Exercise requirements: Pick out every line in the records below that contains the string "header" and copy each of those lines in full.

:: Data extract

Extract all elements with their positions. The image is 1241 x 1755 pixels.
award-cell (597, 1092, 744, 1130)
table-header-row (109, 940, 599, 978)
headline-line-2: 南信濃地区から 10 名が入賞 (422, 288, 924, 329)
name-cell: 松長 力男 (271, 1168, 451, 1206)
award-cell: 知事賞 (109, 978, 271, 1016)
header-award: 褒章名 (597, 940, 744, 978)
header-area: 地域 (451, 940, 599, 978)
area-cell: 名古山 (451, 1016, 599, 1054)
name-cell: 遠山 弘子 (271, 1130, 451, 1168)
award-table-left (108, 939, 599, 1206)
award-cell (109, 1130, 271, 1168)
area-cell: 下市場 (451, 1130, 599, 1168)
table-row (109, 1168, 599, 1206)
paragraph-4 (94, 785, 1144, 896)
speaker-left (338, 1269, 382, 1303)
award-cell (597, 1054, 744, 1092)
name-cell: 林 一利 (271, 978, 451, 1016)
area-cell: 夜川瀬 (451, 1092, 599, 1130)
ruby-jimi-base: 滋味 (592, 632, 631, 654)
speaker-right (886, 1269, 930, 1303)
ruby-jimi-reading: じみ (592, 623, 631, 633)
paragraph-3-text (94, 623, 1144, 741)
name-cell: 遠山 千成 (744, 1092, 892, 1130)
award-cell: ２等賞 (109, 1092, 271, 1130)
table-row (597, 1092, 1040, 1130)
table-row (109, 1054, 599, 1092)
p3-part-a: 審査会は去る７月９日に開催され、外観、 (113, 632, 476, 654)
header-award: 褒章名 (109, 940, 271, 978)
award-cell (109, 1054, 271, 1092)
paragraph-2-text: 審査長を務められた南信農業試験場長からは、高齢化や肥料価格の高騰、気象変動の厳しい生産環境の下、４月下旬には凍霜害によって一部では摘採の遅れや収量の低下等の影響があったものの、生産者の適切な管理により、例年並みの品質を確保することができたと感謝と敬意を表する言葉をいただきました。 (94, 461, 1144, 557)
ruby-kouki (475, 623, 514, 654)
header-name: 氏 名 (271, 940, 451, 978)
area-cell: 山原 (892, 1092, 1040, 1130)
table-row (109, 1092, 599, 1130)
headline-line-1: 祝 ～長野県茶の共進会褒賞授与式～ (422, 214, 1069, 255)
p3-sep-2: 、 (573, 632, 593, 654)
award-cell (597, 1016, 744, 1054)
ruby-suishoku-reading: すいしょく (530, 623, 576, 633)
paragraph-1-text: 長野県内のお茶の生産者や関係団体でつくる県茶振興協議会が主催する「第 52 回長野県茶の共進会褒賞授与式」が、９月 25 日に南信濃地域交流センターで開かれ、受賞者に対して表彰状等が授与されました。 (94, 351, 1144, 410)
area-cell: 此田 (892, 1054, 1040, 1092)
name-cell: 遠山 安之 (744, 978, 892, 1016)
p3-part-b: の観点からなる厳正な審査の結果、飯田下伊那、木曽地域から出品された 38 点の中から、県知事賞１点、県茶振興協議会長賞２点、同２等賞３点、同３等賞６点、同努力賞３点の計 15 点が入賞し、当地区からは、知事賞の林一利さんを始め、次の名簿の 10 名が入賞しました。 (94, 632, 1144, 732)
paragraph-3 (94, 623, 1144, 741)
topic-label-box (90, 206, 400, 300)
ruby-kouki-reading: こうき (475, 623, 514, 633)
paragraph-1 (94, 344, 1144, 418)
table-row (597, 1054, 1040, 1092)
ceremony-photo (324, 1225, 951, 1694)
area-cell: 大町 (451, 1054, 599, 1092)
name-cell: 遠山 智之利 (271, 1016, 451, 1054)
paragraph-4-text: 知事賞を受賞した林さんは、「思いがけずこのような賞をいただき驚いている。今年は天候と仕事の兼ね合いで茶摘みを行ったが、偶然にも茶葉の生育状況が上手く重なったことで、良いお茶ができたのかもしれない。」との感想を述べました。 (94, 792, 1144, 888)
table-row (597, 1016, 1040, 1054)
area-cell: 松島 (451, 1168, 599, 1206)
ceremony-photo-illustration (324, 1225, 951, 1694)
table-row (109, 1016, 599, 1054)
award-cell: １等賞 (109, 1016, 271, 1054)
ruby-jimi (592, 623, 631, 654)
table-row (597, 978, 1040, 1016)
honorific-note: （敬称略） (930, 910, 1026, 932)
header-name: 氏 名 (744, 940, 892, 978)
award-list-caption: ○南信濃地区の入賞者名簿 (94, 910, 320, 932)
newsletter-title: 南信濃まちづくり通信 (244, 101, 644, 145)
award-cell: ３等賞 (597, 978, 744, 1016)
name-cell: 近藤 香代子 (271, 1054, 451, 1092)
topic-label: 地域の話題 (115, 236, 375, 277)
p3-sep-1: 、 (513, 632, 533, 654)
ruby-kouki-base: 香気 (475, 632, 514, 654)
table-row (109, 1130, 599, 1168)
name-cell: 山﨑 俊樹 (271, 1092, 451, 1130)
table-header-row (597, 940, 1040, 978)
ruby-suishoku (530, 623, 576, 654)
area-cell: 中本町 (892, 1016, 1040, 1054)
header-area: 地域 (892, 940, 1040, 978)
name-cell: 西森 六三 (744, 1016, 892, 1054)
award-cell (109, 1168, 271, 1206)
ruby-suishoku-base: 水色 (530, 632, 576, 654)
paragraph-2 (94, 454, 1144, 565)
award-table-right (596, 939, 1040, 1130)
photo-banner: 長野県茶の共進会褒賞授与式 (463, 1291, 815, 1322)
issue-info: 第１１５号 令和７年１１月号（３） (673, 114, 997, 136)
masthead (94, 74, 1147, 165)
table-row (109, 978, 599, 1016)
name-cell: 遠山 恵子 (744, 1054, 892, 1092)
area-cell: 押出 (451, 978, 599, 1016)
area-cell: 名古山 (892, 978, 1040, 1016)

::::

Solution below:
table-header-row (109, 940, 599, 978)
header-award: 褒章名 (597, 940, 744, 978)
header-area: 地域 (451, 940, 599, 978)
header-award: 褒章名 (109, 940, 271, 978)
header-name: 氏 名 (271, 940, 451, 978)
header-name: 氏 名 (744, 940, 892, 978)
table-header-row (597, 940, 1040, 978)
header-area: 地域 (892, 940, 1040, 978)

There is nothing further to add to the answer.